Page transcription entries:
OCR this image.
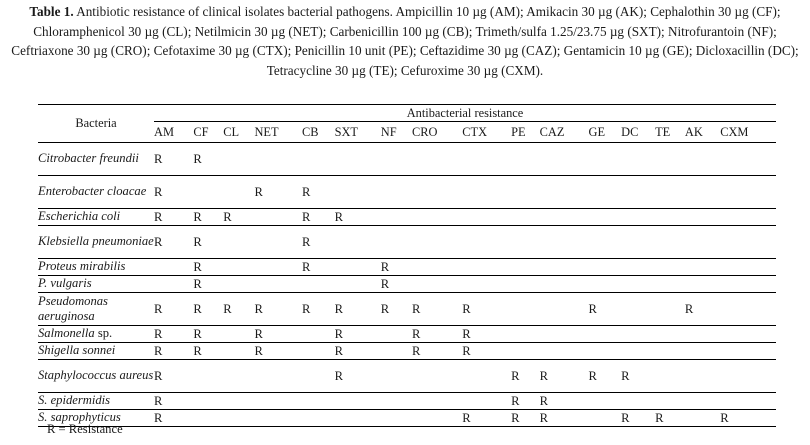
Table 1. Antibiotic resistance of clinical isolates bacterial pathogens. Ampicillin 10 µg (AM); Amikacin 30 µg (AK); Cephalothin 30 µg (CF); Chloramphenicol 30 µg (CL); Netilmicin 30 µg (NET); Carbenicillin 100 µg (CB); Trimeth/sulfa 1.25/23.75 µg (SXT); Nitrofurantoin (NF); Ceftriaxone 30 µg (CRO); Cefotaxime 30 µg (CTX); Penicillin 10 unit (PE); Ceftazidime 30 µg (CAZ); Gentamicin 10 µg (GE); Dicloxacillin (DC); Tetracycline 30 µg (TE); Cefuroxime 30 µg (CXM).
Bacteria	Antibacterial resistance															
	AM	CF	CL	NET	CB	SXT	NF	CRO	CTX	PE	CAZ	GE	DC	TE	AK	CXM
Citrobacter freundii	R	R														
Enterobacter cloacae	R			R	R											
Escherichia coli	R	R	R		R	R										
Klebsiella pneumoniae	R	R			R											
Proteus mirabilis		R			R		R									
P. vulgaris		R					R									
Pseudomonas aeruginosa	R	R	R	R	R	R	R	R	R			R			R	
Salmonella sp.	R	R		R		R		R	R							
Shigella sonnei	R	R		R		R		R	R							
Staphylococcus aureus	R					R				R	R	R	R			
S. epidermidis	R									R	R					
S. saprophyticus	R								R	R	R		R	R		R
R = Resistance
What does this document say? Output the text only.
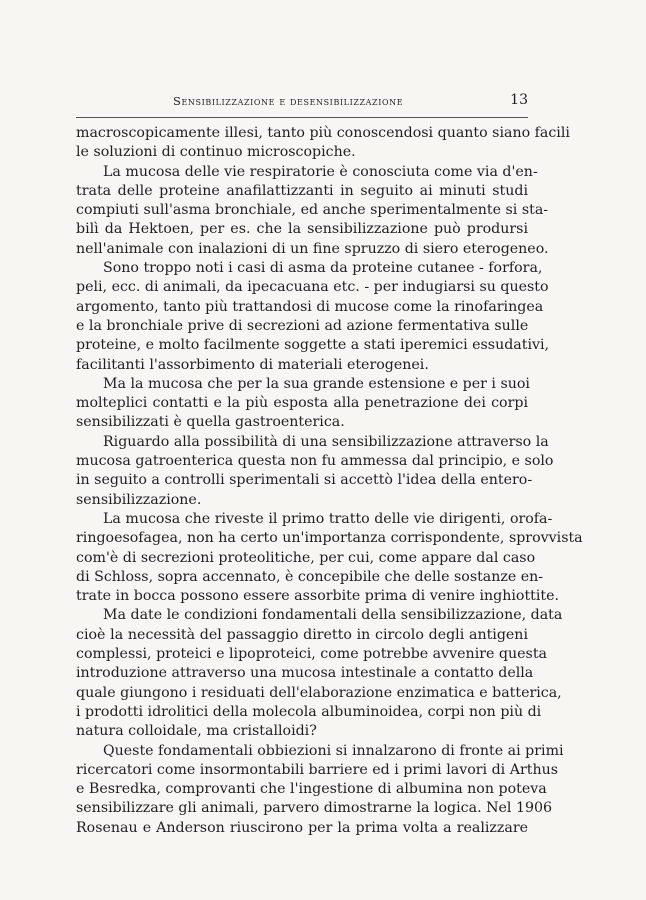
Sensibilizzazione e desensibilizzazione	13
macroscopicamente illesi, tanto più conoscendosi quanto siano facili
le soluzioni di continuo microscopiche.
La mucosa delle vie respiratorie è conosciuta come via d'en-
trata delle proteine anafilattizzanti in seguito ai minuti studi
compiuti sull'asma bronchiale, ed anche sperimentalmente si sta-
bilì da Hektoen, per es. che la sensibilizzazione può prodursi
nell'animale con inalazioni di un fine spruzzo di siero eterogeneo.
Sono troppo noti i casi di asma da proteine cutanee - forfora,
peli, ecc. di animali, da ipecacuana etc. - per indugiarsi su questo
argomento, tanto più trattandosi di mucose come la rinofaringea
e la bronchiale prive di secrezioni ad azione fermentativa sulle
proteine, e molto facilmente soggette a stati iperemici essudativi,
facilitanti l'assorbimento di materiali eterogenei.
Ma la mucosa che per la sua grande estensione e per i suoi
molteplici contatti e la più esposta alla penetrazione dei corpi
sensibilizzati è quella gastroenterica.
Riguardo alla possibilità di una sensibilizzazione attraverso la
mucosa gatroenterica questa non fu ammessa dal principio, e solo
in seguito a controlli sperimentali si accettò l'idea della entero-
sensibilizzazione.
La mucosa che riveste il primo tratto delle vie dirigenti, orofa-
ringoesofagea, non ha certo un'importanza corrispondente, sprovvista
com'è di secrezioni proteolitiche, per cui, come appare dal caso
di Schloss, sopra accennato, è concepibile che delle sostanze en-
trate in bocca possono essere assorbite prima di venire inghiottite.
Ma date le condizioni fondamentali della sensibilizzazione, data
cioè la necessità del passaggio diretto in circolo degli antigeni
complessi, proteici e lipoproteici, come potrebbe avvenire questa
introduzione attraverso una mucosa intestinale a contatto della
quale giungono i residuati dell'elaborazione enzimatica e batterica,
i prodotti idrolitici della molecola albuminoidea, corpi non più di
natura colloidale, ma cristalloidi?
Queste fondamentali obbiezioni si innalzarono di fronte ai primi
ricercatori come insormontabili barriere ed i primi lavori di Arthus
e Besredka, comprovanti che l'ingestione di albumina non poteva
sensibilizzare gli animali, parvero dimostrarne la logica. Nel 1906
Rosenau e Anderson riuscirono per la prima volta a realizzare
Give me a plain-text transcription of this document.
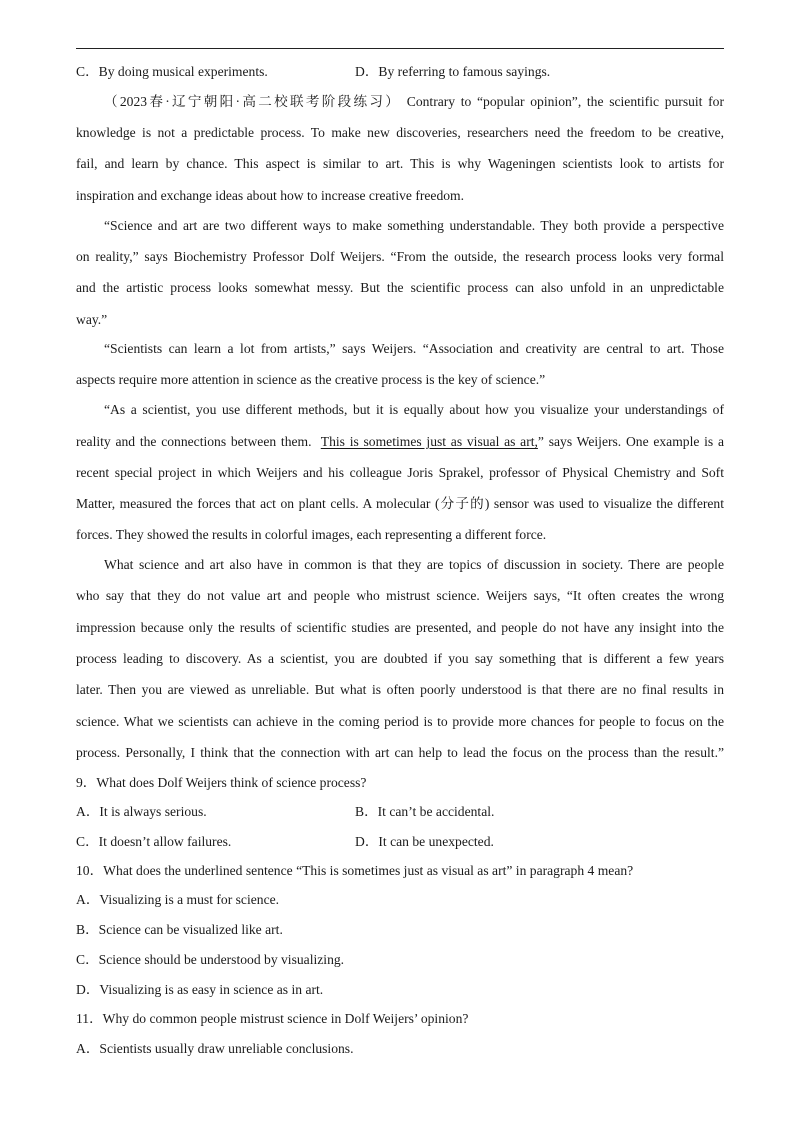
C．By doing musical experiments.	D．By referring to famous sayings.
（2023春·辽宁朝阳·高二校联考阶段练习） Contrary to “popular opinion”, the scientific pursuit for
knowledge is not a predictable process. To make new discoveries, researchers need the freedom to be creative,
fail, and learn by chance. This aspect is similar to art. This is why Wageningen scientists look to artists for
inspiration and exchange ideas about how to increase creative freedom.
“Science and art are two different ways to make something understandable. They both provide a perspective
on reality,” says Biochemistry Professor Dolf Weijers. “From the outside, the research process looks very formal
and the artistic process looks somewhat messy. But the scientific process can also unfold in an unpredictable
way.”
“Scientists can learn a lot from artists,” says Weijers. “Association and creativity are central to art. Those
aspects require more attention in science as the creative process is the key of science.”
“As a scientist, you use different methods, but it is equally about how you visualize your understandings of
reality and the connections between them. This is sometimes just as visual as art,” says Weijers. One example is a
recent special project in which Weijers and his colleague Joris Sprakel, professor of Physical Chemistry and Soft
Matter, measured the forces that act on plant cells. A molecular (分子的) sensor was used to visualize the different
forces. They showed the results in colorful images, each representing a different force.
What science and art also have in common is that they are topics of discussion in society. There are people
who say that they do not value art and people who mistrust science. Weijers says, “It often creates the wrong
impression because only the results of scientific studies are presented, and people do not have any insight into the
process leading to discovery. As a scientist, you are doubted if you say something that is different a few years
later. Then you are viewed as unreliable. But what is often poorly understood is that there are no final results in
science. What we scientists can achieve in the coming period is to provide more chances for people to focus on the
process. Personally, I think that the connection with art can help to lead the focus on the process than the result.”
9．What does Dolf Weijers think of science process?
A．It is always serious.	B．It can’t be accidental.
C．It doesn’t allow failures.	D．It can be unexpected.
10．What does the underlined sentence “This is sometimes just as visual as art” in paragraph 4 mean?
A．Visualizing is a must for science.
B．Science can be visualized like art.
C．Science should be understood by visualizing.
D．Visualizing is as easy in science as in art.
11．Why do common people mistrust science in Dolf Weijers’ opinion?
A．Scientists usually draw unreliable conclusions.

- _Assignment_: Reproduce the entries above without change, omitting all pictures.

- _Result for this task_:
OCR this image.
Table 1. Antibiotic resistance of clinical isolates bacterial pathogens. Ampicillin 10 µg (AM); Amikacin 30 µg (AK); Cephalothin 30 µg (CF); Chloramphenicol 30 µg (CL); Netilmicin 30 µg (NET); Carbenicillin 100 µg (CB); Trimeth/sulfa 1.25/23.75 µg (SXT); Nitrofurantoin (NF); Ceftriaxone 30 µg (CRO); Cefotaxime 30 µg (CTX); Penicillin 10 unit (PE); Ceftazidime 30 µg (CAZ); Gentamicin 10 µg (GE); Dicloxacillin (DC); Tetracycline 30 µg (TE); Cefuroxime 30 µg (CXM).
Bacteria	Antibacterial resistance															
	AM	CF	CL	NET	CB	SXT	NF	CRO	CTX	PE	CAZ	GE	DC	TE	AK	CXM
Citrobacter freundii	R	R														
Enterobacter cloacae	R			R	R											
Escherichia coli	R	R	R		R	R										
Klebsiella pneumoniae	R	R			R											
Proteus mirabilis		R			R		R									
P. vulgaris		R					R									
Pseudomonas aeruginosa	R	R	R	R	R	R	R	R	R			R			R	
Salmonella sp.	R	R		R		R		R	R							
Shigella sonnei	R	R		R		R		R	R							
Staphylococcus aureus	R					R				R	R	R	R			
S. epidermidis	R									R	R					
S. saprophyticus	R								R	R	R		R	R		R
R = Resistance
What does this document say? Output the text only.
Sensibilizzazione e desensibilizzazione	13
macroscopicamente illesi, tanto più conoscendosi quanto siano facili
le soluzioni di continuo microscopiche.
La mucosa delle vie respiratorie è conosciuta come via d'en-
trata delle proteine anafilattizzanti in seguito ai minuti studi
compiuti sull'asma bronchiale, ed anche sperimentalmente si sta-
bilì da Hektoen, per es. che la sensibilizzazione può prodursi
nell'animale con inalazioni di un fine spruzzo di siero eterogeneo.
Sono troppo noti i casi di asma da proteine cutanee - forfora,
peli, ecc. di animali, da ipecacuana etc. - per indugiarsi su questo
argomento, tanto più trattandosi di mucose come la rinofaringea
e la bronchiale prive di secrezioni ad azione fermentativa sulle
proteine, e molto facilmente soggette a stati iperemici essudativi,
facilitanti l'assorbimento di materiali eterogenei.
Ma la mucosa che per la sua grande estensione e per i suoi
molteplici contatti e la più esposta alla penetrazione dei corpi
sensibilizzati è quella gastroenterica.
Riguardo alla possibilità di una sensibilizzazione attraverso la
mucosa gatroenterica questa non fu ammessa dal principio, e solo
in seguito a controlli sperimentali si accettò l'idea della entero-
sensibilizzazione.
La mucosa che riveste il primo tratto delle vie dirigenti, orofa-
ringoesofagea, non ha certo un'importanza corrispondente, sprovvista
com'è di secrezioni proteolitiche, per cui, come appare dal caso
di Schloss, sopra accennato, è concepibile che delle sostanze en-
trate in bocca possono essere assorbite prima di venire inghiottite.
Ma date le condizioni fondamentali della sensibilizzazione, data
cioè la necessità del passaggio diretto in circolo degli antigeni
complessi, proteici e lipoproteici, come potrebbe avvenire questa
introduzione attraverso una mucosa intestinale a contatto della
quale giungono i residuati dell'elaborazione enzimatica e batterica,
i prodotti idrolitici della molecola albuminoidea, corpi non più di
natura colloidale, ma cristalloidi?
Queste fondamentali obbiezioni si innalzarono di fronte ai primi
ricercatori come insormontabili barriere ed i primi lavori di Arthus
e Besredka, comprovanti che l'ingestione di albumina non poteva
sensibilizzare gli animali, parvero dimostrarne la logica. Nel 1906
Rosenau e Anderson riuscirono per la prima volta a realizzare
Give me a plain-text transcription of this document.
C．By doing musical experiments.	D．By referring to famous sayings.
（2023春·辽宁朝阳·高二校联考阶段练习） Contrary to “popular opinion”, the scientific pursuit for
knowledge is not a predictable process. To make new discoveries, researchers need the freedom to be creative,
fail, and learn by chance. This aspect is similar to art. This is why Wageningen scientists look to artists for
inspiration and exchange ideas about how to increase creative freedom.
“Science and art are two different ways to make something understandable. They both provide a perspective
on reality,” says Biochemistry Professor Dolf Weijers. “From the outside, the research process looks very formal
and the artistic process looks somewhat messy. But the scientific process can also unfold in an unpredictable
way.”
“Scientists can learn a lot from artists,” says Weijers. “Association and creativity are central to art. Those
aspects require more attention in science as the creative process is the key of science.”
“As a scientist, you use different methods, but it is equally about how you visualize your understandings of
reality and the connections between them. This is sometimes just as visual as art,” says Weijers. One example is a
recent special project in which Weijers and his colleague Joris Sprakel, professor of Physical Chemistry and Soft
Matter, measured the forces that act on plant cells. A molecular (分子的) sensor was used to visualize the different
forces. They showed the results in colorful images, each representing a different force.
What science and art also have in common is that they are topics of discussion in society. There are people
who say that they do not value art and people who mistrust science. Weijers says, “It often creates the wrong
impression because only the results of scientific studies are presented, and people do not have any insight into the
process leading to discovery. As a scientist, you are doubted if you say something that is different a few years
later. Then you are viewed as unreliable. But what is often poorly understood is that there are no final results in
science. What we scientists can achieve in the coming period is to provide more chances for people to focus on the
process. Personally, I think that the connection with art can help to lead the focus on the process than the result.”
9．What does Dolf Weijers think of science process?
A．It is always serious.	B．It can’t be accidental.
C．It doesn’t allow failures.	D．It can be unexpected.
10．What does the underlined sentence “This is sometimes just as visual as art” in paragraph 4 mean?
A．Visualizing is a must for science.
B．Science can be visualized like art.
C．Science should be understood by visualizing.
D．Visualizing is as easy in science as in art.
11．Why do common people mistrust science in Dolf Weijers’ opinion?
A．Scientists usually draw unreliable conclusions.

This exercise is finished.